** Job **
Return the number of lines in which the word "true" appears; add nothing else.

··········

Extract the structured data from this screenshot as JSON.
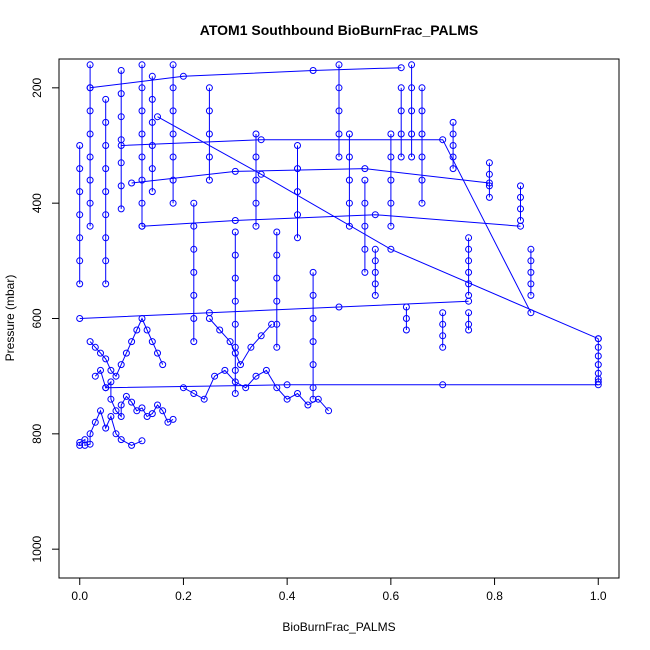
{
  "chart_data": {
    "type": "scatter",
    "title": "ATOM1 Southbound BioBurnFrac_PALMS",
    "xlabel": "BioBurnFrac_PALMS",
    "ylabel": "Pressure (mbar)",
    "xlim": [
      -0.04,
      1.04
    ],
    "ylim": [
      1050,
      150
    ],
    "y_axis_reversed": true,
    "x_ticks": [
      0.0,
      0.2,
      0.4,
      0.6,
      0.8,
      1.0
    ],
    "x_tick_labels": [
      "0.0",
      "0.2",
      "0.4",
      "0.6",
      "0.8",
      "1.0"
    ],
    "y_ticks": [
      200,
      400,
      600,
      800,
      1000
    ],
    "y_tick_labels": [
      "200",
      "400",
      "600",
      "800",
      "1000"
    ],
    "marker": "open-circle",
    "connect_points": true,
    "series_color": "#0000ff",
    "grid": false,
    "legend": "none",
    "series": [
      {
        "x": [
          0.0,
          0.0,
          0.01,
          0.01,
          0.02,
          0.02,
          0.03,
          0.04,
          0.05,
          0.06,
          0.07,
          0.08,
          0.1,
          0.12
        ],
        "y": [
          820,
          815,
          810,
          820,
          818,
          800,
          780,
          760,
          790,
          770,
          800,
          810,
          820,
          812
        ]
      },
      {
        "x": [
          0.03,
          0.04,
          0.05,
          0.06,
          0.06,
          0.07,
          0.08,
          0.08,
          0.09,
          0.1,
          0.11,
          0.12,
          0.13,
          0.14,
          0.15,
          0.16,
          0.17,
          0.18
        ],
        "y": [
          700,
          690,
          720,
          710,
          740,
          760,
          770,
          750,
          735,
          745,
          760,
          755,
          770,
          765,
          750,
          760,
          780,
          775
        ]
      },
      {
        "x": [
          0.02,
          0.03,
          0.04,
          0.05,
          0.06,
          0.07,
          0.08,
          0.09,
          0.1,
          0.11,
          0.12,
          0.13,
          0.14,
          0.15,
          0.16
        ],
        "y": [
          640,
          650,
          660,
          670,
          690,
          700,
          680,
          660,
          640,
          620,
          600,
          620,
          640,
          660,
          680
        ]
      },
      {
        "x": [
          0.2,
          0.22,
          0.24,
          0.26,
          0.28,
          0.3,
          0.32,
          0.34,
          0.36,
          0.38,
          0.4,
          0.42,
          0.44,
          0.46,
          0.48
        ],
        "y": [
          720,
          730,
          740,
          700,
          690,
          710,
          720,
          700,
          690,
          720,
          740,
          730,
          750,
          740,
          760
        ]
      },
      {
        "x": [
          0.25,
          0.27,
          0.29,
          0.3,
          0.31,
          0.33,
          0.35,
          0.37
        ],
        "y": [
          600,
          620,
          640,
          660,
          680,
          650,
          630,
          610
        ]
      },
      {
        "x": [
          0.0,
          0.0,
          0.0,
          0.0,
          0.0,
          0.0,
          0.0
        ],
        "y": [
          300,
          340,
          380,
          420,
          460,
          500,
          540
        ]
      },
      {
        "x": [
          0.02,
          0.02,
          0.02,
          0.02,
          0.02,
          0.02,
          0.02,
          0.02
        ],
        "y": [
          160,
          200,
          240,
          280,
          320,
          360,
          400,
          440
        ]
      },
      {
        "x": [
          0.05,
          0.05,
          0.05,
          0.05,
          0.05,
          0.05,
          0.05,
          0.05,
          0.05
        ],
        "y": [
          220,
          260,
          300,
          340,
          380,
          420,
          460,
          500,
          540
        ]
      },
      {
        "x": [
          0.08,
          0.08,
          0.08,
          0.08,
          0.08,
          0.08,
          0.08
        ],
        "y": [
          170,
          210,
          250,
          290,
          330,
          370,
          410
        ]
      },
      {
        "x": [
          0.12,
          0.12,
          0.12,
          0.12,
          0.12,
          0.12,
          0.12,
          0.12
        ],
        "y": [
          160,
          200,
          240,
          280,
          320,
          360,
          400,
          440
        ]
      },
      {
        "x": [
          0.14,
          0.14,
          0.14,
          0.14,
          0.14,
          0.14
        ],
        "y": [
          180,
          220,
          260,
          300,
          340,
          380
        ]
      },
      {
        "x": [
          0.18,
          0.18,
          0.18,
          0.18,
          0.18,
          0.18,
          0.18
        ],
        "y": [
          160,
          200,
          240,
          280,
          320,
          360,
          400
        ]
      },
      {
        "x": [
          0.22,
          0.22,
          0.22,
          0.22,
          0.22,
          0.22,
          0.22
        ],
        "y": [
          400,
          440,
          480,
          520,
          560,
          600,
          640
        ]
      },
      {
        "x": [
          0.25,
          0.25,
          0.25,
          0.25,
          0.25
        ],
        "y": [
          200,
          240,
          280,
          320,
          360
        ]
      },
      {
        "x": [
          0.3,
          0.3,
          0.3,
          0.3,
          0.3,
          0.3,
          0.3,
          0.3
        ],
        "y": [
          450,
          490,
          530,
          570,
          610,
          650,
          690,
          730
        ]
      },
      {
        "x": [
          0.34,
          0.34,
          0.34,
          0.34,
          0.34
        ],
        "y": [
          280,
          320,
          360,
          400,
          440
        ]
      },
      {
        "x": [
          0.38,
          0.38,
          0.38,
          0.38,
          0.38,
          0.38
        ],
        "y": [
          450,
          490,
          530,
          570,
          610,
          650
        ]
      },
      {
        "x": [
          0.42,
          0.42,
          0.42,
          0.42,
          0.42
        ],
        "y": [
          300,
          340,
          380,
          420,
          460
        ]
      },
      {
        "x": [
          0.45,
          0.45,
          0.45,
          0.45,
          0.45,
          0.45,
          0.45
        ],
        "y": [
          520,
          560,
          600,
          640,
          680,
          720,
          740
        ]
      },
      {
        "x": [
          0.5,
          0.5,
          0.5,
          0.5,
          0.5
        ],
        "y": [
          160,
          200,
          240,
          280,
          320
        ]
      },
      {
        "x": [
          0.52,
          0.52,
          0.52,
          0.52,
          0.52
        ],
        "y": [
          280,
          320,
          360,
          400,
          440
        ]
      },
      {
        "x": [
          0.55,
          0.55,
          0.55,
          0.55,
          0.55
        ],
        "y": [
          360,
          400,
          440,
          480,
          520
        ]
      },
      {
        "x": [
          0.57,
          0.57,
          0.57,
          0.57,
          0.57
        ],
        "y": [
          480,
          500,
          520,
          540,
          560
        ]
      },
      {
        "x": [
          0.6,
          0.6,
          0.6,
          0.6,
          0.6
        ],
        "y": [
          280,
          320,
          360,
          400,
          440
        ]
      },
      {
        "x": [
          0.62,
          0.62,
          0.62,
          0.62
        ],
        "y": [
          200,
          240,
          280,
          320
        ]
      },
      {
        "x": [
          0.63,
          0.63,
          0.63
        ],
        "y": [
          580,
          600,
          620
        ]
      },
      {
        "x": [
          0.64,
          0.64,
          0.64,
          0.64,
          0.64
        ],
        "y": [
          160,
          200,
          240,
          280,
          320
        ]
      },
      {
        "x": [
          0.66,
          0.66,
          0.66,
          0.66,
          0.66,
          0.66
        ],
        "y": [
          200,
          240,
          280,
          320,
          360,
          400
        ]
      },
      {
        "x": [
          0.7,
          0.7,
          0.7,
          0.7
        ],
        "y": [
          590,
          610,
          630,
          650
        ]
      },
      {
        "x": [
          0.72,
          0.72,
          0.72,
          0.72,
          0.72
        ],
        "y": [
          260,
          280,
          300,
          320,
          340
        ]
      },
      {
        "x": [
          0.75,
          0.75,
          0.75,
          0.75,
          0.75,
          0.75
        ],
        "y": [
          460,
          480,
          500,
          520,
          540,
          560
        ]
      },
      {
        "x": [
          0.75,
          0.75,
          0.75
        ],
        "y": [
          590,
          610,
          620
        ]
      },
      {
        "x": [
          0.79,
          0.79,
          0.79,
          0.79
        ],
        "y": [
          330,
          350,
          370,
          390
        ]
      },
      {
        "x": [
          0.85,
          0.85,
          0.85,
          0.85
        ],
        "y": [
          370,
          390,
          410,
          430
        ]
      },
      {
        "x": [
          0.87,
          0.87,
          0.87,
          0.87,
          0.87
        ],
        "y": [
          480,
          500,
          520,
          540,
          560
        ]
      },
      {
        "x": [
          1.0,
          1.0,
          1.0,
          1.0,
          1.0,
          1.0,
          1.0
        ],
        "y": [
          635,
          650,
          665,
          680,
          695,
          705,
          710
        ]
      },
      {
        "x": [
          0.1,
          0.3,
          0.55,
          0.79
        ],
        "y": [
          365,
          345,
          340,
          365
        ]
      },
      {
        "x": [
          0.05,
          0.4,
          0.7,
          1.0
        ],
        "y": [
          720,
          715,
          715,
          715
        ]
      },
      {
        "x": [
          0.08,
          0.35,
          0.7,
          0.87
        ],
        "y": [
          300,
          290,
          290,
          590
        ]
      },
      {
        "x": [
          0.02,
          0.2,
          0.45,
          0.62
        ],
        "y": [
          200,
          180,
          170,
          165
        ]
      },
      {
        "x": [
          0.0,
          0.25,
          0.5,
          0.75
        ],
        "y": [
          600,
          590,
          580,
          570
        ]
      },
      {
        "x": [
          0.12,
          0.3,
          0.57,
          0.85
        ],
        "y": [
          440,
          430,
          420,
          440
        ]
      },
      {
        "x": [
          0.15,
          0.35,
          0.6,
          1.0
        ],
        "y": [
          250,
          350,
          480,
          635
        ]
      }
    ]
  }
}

··········

** Answer for the task **
2